_Exercise aim:_
Gather each line of the entries below that includes "claramente".

########################################

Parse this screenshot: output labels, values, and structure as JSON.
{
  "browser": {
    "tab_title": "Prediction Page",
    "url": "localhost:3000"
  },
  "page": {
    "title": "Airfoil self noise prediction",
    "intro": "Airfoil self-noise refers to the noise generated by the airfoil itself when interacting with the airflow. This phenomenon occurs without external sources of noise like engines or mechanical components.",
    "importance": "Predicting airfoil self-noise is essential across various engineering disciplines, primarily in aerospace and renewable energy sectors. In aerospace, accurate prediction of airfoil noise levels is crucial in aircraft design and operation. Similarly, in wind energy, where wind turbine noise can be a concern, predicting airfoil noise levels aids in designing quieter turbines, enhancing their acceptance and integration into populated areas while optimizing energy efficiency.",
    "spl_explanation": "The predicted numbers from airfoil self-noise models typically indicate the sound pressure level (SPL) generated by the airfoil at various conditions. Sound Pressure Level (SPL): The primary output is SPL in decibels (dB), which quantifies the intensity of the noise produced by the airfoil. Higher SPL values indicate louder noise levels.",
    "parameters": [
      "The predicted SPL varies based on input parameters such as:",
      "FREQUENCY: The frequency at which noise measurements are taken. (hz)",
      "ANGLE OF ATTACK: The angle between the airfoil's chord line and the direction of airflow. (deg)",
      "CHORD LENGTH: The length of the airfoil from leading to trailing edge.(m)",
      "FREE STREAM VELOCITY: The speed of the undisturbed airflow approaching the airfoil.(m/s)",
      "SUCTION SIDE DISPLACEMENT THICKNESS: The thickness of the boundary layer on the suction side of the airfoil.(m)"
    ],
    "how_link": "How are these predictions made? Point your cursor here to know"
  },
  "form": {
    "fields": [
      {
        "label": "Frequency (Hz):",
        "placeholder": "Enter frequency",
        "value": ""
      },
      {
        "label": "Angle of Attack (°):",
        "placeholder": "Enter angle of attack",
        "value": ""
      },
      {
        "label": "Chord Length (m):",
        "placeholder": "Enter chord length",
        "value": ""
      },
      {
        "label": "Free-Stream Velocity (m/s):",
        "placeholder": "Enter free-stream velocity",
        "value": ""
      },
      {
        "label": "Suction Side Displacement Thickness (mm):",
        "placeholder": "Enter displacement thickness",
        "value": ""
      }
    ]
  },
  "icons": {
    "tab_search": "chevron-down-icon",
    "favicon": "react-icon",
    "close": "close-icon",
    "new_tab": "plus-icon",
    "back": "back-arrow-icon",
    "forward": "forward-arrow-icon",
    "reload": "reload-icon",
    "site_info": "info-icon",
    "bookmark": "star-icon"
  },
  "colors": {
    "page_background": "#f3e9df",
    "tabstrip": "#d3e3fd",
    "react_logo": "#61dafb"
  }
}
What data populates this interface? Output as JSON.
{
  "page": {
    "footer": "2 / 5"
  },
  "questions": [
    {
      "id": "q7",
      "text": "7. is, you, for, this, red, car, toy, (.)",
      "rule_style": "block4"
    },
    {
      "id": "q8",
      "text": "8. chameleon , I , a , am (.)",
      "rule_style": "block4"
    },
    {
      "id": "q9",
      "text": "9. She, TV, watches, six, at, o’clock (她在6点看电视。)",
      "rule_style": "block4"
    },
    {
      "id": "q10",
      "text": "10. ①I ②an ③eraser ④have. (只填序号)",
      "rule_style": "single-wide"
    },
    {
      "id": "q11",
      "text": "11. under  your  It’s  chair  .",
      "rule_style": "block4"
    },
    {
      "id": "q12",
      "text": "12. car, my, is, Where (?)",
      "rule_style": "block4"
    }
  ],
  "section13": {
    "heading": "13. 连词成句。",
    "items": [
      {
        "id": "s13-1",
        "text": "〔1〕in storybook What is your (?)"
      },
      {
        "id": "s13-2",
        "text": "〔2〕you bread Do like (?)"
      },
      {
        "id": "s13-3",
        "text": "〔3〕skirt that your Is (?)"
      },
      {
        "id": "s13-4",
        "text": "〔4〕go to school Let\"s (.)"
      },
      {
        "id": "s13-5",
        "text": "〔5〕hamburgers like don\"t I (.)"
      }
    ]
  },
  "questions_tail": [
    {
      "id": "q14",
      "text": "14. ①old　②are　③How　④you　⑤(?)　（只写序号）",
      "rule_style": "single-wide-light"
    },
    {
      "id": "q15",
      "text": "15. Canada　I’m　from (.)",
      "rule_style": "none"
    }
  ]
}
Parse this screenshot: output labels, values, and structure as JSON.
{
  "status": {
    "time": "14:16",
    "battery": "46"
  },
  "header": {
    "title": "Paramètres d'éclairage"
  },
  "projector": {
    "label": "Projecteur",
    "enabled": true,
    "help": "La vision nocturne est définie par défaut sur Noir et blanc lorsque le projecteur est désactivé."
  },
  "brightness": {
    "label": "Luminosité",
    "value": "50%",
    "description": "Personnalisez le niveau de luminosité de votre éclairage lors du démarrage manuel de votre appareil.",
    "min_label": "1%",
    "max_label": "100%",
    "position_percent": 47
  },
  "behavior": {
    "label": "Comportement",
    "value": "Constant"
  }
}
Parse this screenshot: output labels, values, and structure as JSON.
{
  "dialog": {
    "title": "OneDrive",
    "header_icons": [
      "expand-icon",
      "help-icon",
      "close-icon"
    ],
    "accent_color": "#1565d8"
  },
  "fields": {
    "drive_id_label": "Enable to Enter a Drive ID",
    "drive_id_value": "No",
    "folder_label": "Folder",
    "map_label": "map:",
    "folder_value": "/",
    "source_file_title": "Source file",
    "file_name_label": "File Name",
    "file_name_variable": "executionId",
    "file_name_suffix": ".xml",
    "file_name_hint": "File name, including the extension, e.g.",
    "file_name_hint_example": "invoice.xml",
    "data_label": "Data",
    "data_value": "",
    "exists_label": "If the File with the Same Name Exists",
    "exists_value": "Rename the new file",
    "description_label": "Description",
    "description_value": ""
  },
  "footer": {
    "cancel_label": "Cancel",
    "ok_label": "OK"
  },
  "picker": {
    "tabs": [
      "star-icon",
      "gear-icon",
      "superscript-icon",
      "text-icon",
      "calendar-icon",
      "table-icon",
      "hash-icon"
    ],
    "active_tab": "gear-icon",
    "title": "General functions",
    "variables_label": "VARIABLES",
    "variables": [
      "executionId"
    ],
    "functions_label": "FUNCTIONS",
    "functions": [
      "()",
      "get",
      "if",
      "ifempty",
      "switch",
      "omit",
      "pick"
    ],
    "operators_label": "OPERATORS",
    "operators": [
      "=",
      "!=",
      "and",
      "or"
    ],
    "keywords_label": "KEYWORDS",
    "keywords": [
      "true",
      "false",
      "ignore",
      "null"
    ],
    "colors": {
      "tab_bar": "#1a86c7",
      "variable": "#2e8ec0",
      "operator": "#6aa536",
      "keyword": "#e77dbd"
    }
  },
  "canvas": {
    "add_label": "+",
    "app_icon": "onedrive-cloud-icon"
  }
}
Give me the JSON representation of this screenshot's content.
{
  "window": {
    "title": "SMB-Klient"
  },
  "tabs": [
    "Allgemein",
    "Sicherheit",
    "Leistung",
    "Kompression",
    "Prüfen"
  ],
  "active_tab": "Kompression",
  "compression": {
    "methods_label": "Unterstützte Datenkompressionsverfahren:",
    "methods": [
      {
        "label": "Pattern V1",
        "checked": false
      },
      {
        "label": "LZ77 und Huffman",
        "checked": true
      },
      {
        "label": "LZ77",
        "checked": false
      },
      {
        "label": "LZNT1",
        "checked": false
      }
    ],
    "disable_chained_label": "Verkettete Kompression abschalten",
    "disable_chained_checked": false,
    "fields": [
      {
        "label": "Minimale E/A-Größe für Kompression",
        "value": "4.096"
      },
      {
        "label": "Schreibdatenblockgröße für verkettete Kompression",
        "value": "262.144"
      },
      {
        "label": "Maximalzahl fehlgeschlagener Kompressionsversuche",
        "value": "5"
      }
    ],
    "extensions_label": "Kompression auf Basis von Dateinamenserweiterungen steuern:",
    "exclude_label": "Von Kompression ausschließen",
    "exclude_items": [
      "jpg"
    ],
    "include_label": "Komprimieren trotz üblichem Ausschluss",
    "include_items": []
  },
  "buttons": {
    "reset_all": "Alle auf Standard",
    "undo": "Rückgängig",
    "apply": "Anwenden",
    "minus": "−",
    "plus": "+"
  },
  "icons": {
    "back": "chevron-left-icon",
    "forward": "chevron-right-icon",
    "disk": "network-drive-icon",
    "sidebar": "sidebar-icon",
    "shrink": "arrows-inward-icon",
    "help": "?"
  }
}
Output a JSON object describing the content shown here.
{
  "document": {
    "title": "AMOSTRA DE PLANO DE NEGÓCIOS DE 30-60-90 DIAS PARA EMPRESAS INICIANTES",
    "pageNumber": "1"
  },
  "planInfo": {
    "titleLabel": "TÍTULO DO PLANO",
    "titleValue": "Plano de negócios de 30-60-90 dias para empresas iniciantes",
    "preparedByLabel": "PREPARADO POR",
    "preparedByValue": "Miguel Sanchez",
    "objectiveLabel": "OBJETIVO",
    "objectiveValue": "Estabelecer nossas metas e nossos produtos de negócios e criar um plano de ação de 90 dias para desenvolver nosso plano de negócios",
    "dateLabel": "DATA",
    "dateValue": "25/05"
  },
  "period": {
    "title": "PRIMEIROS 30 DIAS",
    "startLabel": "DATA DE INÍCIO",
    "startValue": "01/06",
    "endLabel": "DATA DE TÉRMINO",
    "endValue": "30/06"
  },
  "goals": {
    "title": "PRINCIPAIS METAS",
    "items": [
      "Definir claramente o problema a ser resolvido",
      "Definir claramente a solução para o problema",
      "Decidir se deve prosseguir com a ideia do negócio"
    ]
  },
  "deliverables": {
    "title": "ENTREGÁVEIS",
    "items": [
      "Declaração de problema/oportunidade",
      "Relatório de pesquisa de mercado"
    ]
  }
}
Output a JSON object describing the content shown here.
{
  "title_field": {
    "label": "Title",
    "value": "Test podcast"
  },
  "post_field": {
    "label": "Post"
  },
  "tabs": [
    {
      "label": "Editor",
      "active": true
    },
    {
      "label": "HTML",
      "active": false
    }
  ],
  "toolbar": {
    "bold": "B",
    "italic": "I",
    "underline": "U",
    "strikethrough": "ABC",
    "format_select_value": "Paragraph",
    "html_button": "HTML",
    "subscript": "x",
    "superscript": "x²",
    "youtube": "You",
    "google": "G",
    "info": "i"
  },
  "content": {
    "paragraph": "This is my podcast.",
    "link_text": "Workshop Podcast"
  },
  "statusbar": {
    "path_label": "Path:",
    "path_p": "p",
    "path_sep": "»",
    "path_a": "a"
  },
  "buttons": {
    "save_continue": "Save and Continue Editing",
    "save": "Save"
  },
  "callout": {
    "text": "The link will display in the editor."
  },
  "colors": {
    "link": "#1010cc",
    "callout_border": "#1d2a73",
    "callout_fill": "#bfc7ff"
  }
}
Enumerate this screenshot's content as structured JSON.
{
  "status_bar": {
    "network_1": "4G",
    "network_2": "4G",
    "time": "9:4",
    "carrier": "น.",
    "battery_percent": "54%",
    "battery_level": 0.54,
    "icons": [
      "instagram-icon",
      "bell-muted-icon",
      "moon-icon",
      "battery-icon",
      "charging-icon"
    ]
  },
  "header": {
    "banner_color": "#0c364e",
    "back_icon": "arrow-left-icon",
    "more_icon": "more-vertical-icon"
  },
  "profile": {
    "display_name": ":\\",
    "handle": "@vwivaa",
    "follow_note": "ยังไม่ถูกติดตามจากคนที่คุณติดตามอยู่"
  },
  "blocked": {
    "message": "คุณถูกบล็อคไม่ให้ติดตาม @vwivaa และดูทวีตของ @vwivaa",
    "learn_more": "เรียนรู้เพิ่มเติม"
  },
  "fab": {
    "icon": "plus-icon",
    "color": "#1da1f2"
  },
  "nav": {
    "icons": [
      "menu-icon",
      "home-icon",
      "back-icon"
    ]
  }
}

########################################

_The result:_
      "Definir claramente o problema a ser resolvido",
      "Definir claramente a solução para o problema",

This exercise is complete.